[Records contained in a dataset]

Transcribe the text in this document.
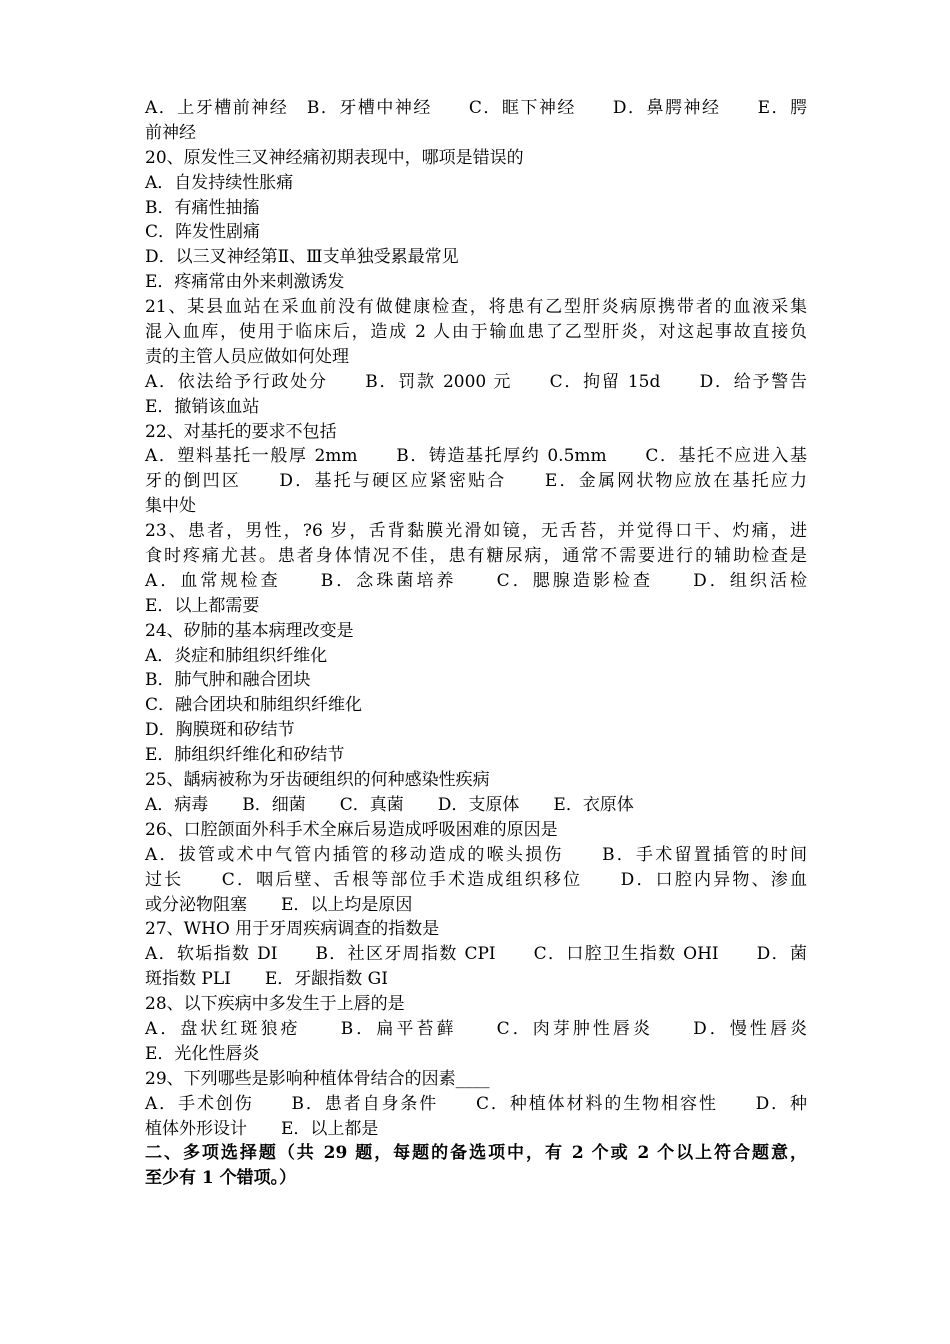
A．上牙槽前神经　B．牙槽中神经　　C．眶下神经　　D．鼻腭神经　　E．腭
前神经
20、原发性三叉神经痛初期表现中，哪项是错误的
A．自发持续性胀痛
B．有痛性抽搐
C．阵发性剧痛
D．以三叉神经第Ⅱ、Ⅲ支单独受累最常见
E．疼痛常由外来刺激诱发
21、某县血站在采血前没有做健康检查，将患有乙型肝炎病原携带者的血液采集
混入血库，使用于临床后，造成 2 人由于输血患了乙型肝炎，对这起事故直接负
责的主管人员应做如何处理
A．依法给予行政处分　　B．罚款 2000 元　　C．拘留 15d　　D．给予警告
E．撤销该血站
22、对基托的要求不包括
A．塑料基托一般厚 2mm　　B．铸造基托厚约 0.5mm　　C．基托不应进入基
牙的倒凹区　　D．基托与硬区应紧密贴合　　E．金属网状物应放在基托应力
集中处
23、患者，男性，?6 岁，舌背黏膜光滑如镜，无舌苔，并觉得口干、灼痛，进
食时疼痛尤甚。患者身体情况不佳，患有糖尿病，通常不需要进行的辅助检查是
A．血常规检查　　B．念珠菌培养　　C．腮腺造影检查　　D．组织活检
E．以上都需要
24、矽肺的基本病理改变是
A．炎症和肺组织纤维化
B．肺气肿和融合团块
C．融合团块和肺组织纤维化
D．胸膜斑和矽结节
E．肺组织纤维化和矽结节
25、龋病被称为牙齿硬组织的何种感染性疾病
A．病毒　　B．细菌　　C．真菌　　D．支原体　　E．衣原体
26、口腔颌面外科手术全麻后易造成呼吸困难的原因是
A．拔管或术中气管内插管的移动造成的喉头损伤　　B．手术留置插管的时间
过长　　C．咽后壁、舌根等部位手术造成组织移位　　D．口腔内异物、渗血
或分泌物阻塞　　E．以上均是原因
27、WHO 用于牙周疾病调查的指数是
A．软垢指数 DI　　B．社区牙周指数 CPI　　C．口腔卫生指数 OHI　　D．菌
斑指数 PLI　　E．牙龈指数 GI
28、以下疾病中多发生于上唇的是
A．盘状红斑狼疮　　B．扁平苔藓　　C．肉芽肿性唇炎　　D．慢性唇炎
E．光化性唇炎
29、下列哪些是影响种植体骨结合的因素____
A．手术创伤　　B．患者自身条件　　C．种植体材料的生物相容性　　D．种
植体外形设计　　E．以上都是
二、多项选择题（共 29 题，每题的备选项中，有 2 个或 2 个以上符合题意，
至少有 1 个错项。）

-- What needs to be done --
Leave out the pictures and copy every record above exactly.

-- Written solution --
Transcribe the text in this document.
A．上牙槽前神经　B．牙槽中神经　　C．眶下神经　　D．鼻腭神经　　E．腭
前神经
20、原发性三叉神经痛初期表现中，哪项是错误的
A．自发持续性胀痛
B．有痛性抽搐
C．阵发性剧痛
D．以三叉神经第Ⅱ、Ⅲ支单独受累最常见
E．疼痛常由外来刺激诱发
21、某县血站在采血前没有做健康检查，将患有乙型肝炎病原携带者的血液采集
混入血库，使用于临床后，造成 2 人由于输血患了乙型肝炎，对这起事故直接负
责的主管人员应做如何处理
A．依法给予行政处分　　B．罚款 2000 元　　C．拘留 15d　　D．给予警告
E．撤销该血站
22、对基托的要求不包括
A．塑料基托一般厚 2mm　　B．铸造基托厚约 0.5mm　　C．基托不应进入基
牙的倒凹区　　D．基托与硬区应紧密贴合　　E．金属网状物应放在基托应力
集中处
23、患者，男性，?6 岁，舌背黏膜光滑如镜，无舌苔，并觉得口干、灼痛，进
食时疼痛尤甚。患者身体情况不佳，患有糖尿病，通常不需要进行的辅助检查是
A．血常规检查　　B．念珠菌培养　　C．腮腺造影检查　　D．组织活检
E．以上都需要
24、矽肺的基本病理改变是
A．炎症和肺组织纤维化
B．肺气肿和融合团块
C．融合团块和肺组织纤维化
D．胸膜斑和矽结节
E．肺组织纤维化和矽结节
25、龋病被称为牙齿硬组织的何种感染性疾病
A．病毒　　B．细菌　　C．真菌　　D．支原体　　E．衣原体
26、口腔颌面外科手术全麻后易造成呼吸困难的原因是
A．拔管或术中气管内插管的移动造成的喉头损伤　　B．手术留置插管的时间
过长　　C．咽后壁、舌根等部位手术造成组织移位　　D．口腔内异物、渗血
或分泌物阻塞　　E．以上均是原因
27、WHO 用于牙周疾病调查的指数是
A．软垢指数 DI　　B．社区牙周指数 CPI　　C．口腔卫生指数 OHI　　D．菌
斑指数 PLI　　E．牙龈指数 GI
28、以下疾病中多发生于上唇的是
A．盘状红斑狼疮　　B．扁平苔藓　　C．肉芽肿性唇炎　　D．慢性唇炎
E．光化性唇炎
29、下列哪些是影响种植体骨结合的因素____
A．手术创伤　　B．患者自身条件　　C．种植体材料的生物相容性　　D．种
植体外形设计　　E．以上都是
二、多项选择题（共 29 题，每题的备选项中，有 2 个或 2 个以上符合题意，
至少有 1 个错项。）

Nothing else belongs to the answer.